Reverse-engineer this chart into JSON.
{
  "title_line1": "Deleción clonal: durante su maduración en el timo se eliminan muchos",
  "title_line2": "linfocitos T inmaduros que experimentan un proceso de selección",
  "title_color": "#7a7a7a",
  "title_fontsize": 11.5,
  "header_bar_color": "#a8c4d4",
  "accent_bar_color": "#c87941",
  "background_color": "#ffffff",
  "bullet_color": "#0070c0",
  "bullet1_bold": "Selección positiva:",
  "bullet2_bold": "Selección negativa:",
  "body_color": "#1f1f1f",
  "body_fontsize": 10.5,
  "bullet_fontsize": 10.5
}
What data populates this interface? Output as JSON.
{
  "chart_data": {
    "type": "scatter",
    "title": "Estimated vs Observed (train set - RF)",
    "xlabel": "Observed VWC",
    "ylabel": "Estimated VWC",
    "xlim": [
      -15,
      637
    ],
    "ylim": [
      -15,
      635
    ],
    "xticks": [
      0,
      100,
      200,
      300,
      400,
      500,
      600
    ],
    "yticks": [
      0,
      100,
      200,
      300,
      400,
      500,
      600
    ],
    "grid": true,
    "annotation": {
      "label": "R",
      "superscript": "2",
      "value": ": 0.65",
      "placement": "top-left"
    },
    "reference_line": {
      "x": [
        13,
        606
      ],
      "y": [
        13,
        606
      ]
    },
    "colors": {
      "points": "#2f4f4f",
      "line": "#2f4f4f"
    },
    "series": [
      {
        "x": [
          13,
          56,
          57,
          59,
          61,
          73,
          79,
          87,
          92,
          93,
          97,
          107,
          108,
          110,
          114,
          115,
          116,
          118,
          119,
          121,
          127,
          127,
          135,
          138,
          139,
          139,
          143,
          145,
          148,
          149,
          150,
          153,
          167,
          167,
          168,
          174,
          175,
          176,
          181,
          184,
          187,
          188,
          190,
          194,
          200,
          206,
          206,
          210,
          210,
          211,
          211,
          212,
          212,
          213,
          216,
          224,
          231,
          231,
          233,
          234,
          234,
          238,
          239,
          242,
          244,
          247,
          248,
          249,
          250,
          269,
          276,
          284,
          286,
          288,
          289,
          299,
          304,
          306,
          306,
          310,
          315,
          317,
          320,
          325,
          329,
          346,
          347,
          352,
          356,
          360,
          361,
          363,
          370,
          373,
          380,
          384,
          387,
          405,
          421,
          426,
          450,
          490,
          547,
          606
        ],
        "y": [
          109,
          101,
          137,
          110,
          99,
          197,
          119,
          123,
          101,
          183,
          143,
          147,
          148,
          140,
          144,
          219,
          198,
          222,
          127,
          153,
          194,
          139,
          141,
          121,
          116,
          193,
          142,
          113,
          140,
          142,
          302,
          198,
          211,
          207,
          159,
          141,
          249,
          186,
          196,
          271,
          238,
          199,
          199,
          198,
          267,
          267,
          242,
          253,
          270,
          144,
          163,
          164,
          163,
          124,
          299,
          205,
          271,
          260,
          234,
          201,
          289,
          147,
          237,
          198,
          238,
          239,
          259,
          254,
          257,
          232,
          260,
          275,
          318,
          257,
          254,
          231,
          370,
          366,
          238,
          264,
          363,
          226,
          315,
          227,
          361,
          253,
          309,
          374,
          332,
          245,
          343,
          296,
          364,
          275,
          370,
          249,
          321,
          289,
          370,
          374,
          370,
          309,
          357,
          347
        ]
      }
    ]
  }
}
□ □ □ □ □
→ WHAT YOU WILL DO: Give back all the records exactly as they stand.

→ ANSWER BELOW:
Reverse-engineer this chart into JSON.
{
  "title_line1": "Deleción clonal: durante su maduración en el timo se eliminan muchos",
  "title_line2": "linfocitos T inmaduros que experimentan un proceso de selección",
  "title_color": "#7a7a7a",
  "title_fontsize": 11.5,
  "header_bar_color": "#a8c4d4",
  "accent_bar_color": "#c87941",
  "background_color": "#ffffff",
  "bullet_color": "#0070c0",
  "bullet1_bold": "Selección positiva:",
  "bullet2_bold": "Selección negativa:",
  "body_color": "#1f1f1f",
  "body_fontsize": 10.5,
  "bullet_fontsize": 10.5
}
What data populates this interface? Output as JSON.
{
  "chart_data": {
    "type": "scatter",
    "title": "Estimated vs Observed (train set - RF)",
    "xlabel": "Observed VWC",
    "ylabel": "Estimated VWC",
    "xlim": [
      -15,
      637
    ],
    "ylim": [
      -15,
      635
    ],
    "xticks": [
      0,
      100,
      200,
      300,
      400,
      500,
      600
    ],
    "yticks": [
      0,
      100,
      200,
      300,
      400,
      500,
      600
    ],
    "grid": true,
    "annotation": {
      "label": "R",
      "superscript": "2",
      "value": ": 0.65",
      "placement": "top-left"
    },
    "reference_line": {
      "x": [
        13,
        606
      ],
      "y": [
        13,
        606
      ]
    },
    "colors": {
      "points": "#2f4f4f",
      "line": "#2f4f4f"
    },
    "series": [
      {
        "x": [
          13,
          56,
          57,
          59,
          61,
          73,
          79,
          87,
          92,
          93,
          97,
          107,
          108,
          110,
          114,
          115,
          116,
          118,
          119,
          121,
          127,
          127,
          135,
          138,
          139,
          139,
          143,
          145,
          148,
          149,
          150,
          153,
          167,
          167,
          168,
          174,
          175,
          176,
          181,
          184,
          187,
          188,
          190,
          194,
          200,
          206,
          206,
          210,
          210,
          211,
          211,
          212,
          212,
          213,
          216,
          224,
          231,
          231,
          233,
          234,
          234,
          238,
          239,
          242,
          244,
          247,
          248,
          249,
          250,
          269,
          276,
          284,
          286,
          288,
          289,
          299,
          304,
          306,
          306,
          310,
          315,
          317,
          320,
          325,
          329,
          346,
          347,
          352,
          356,
          360,
          361,
          363,
          370,
          373,
          380,
          384,
          387,
          405,
          421,
          426,
          450,
          490,
          547,
          606
        ],
        "y": [
          109,
          101,
          137,
          110,
          99,
          197,
          119,
          123,
          101,
          183,
          143,
          147,
          148,
          140,
          144,
          219,
          198,
          222,
          127,
          153,
          194,
          139,
          141,
          121,
          116,
          193,
          142,
          113,
          140,
          142,
          302,
          198,
          211,
          207,
          159,
          141,
          249,
          186,
          196,
          271,
          238,
          199,
          199,
          198,
          267,
          267,
          242,
          253,
          270,
          144,
          163,
          164,
          163,
          124,
          299,
          205,
          271,
          260,
          234,
          201,
          289,
          147,
          237,
          198,
          238,
          239,
          259,
          254,
          257,
          232,
          260,
          275,
          318,
          257,
          254,
          231,
          370,
          366,
          238,
          264,
          363,
          226,
          315,
          227,
          361,
          253,
          309,
          374,
          332,
          245,
          343,
          296,
          364,
          275,
          370,
          249,
          321,
          289,
          370,
          374,
          370,
          309,
          357,
          347
        ]
      }
    ]
  }
}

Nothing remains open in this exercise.